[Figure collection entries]

====================

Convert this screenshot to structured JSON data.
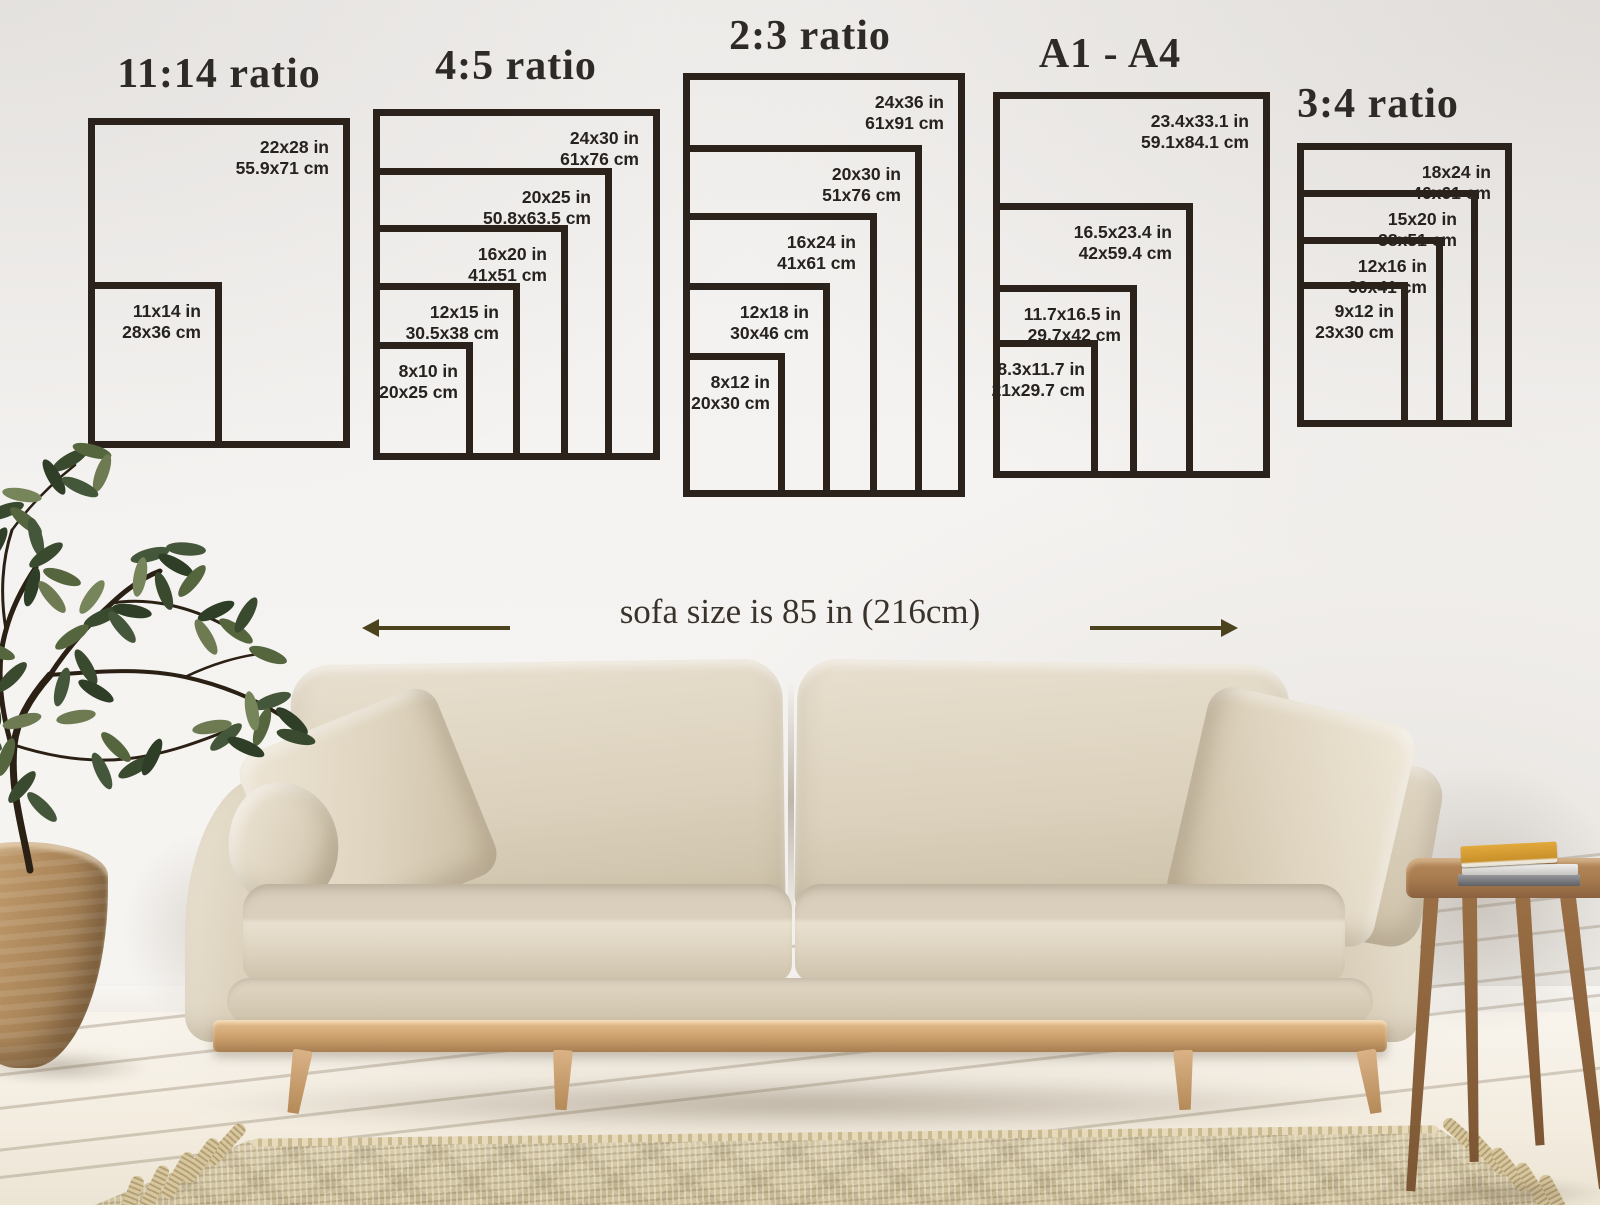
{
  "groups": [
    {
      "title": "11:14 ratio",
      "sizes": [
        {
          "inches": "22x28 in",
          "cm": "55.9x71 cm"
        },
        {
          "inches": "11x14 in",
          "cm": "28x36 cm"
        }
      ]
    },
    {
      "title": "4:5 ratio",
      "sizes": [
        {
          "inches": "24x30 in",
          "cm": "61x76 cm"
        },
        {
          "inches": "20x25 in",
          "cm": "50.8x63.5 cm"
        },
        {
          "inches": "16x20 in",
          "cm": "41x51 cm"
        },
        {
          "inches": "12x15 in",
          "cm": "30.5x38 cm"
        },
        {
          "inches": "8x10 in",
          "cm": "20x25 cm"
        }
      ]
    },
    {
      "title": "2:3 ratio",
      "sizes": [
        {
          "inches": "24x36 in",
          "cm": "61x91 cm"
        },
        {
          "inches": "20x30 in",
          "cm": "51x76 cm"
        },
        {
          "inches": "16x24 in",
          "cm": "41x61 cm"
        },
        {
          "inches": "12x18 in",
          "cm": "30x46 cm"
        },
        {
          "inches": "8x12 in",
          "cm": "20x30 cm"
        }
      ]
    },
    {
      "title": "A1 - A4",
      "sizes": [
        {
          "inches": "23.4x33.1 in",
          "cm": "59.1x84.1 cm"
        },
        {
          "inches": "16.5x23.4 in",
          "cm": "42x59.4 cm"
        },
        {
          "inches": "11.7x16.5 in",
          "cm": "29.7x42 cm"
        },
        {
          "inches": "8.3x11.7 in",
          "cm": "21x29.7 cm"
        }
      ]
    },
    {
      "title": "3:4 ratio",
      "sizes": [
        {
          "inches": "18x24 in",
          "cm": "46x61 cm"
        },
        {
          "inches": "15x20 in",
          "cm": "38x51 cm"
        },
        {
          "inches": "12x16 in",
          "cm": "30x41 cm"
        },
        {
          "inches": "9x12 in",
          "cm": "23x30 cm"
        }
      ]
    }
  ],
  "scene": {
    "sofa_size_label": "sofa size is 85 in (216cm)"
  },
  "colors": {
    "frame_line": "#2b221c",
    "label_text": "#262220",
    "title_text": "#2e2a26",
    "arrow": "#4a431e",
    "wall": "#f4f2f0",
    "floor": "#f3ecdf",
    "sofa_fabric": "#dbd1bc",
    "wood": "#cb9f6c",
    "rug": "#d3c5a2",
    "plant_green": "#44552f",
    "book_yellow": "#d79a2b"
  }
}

====================

* **AIM OF THE EXERCISE**:
Copy all the data exactly as written, but skip any picture.

* **RESPONSE TO THIS EXERCISE**:
Convert this screenshot to structured JSON data.
{
  "groups": [
    {
      "title": "11:14 ratio",
      "sizes": [
        {
          "inches": "22x28 in",
          "cm": "55.9x71 cm"
        },
        {
          "inches": "11x14 in",
          "cm": "28x36 cm"
        }
      ]
    },
    {
      "title": "4:5 ratio",
      "sizes": [
        {
          "inches": "24x30 in",
          "cm": "61x76 cm"
        },
        {
          "inches": "20x25 in",
          "cm": "50.8x63.5 cm"
        },
        {
          "inches": "16x20 in",
          "cm": "41x51 cm"
        },
        {
          "inches": "12x15 in",
          "cm": "30.5x38 cm"
        },
        {
          "inches": "8x10 in",
          "cm": "20x25 cm"
        }
      ]
    },
    {
      "title": "2:3 ratio",
      "sizes": [
        {
          "inches": "24x36 in",
          "cm": "61x91 cm"
        },
        {
          "inches": "20x30 in",
          "cm": "51x76 cm"
        },
        {
          "inches": "16x24 in",
          "cm": "41x61 cm"
        },
        {
          "inches": "12x18 in",
          "cm": "30x46 cm"
        },
        {
          "inches": "8x12 in",
          "cm": "20x30 cm"
        }
      ]
    },
    {
      "title": "A1 - A4",
      "sizes": [
        {
          "inches": "23.4x33.1 in",
          "cm": "59.1x84.1 cm"
        },
        {
          "inches": "16.5x23.4 in",
          "cm": "42x59.4 cm"
        },
        {
          "inches": "11.7x16.5 in",
          "cm": "29.7x42 cm"
        },
        {
          "inches": "8.3x11.7 in",
          "cm": "21x29.7 cm"
        }
      ]
    },
    {
      "title": "3:4 ratio",
      "sizes": [
        {
          "inches": "18x24 in",
          "cm": "46x61 cm"
        },
        {
          "inches": "15x20 in",
          "cm": "38x51 cm"
        },
        {
          "inches": "12x16 in",
          "cm": "30x41 cm"
        },
        {
          "inches": "9x12 in",
          "cm": "23x30 cm"
        }
      ]
    }
  ],
  "scene": {
    "sofa_size_label": "sofa size is 85 in (216cm)"
  },
  "colors": {
    "frame_line": "#2b221c",
    "label_text": "#262220",
    "title_text": "#2e2a26",
    "arrow": "#4a431e",
    "wall": "#f4f2f0",
    "floor": "#f3ecdf",
    "sofa_fabric": "#dbd1bc",
    "wood": "#cb9f6c",
    "rug": "#d3c5a2",
    "plant_green": "#44552f",
    "book_yellow": "#d79a2b"
  }
}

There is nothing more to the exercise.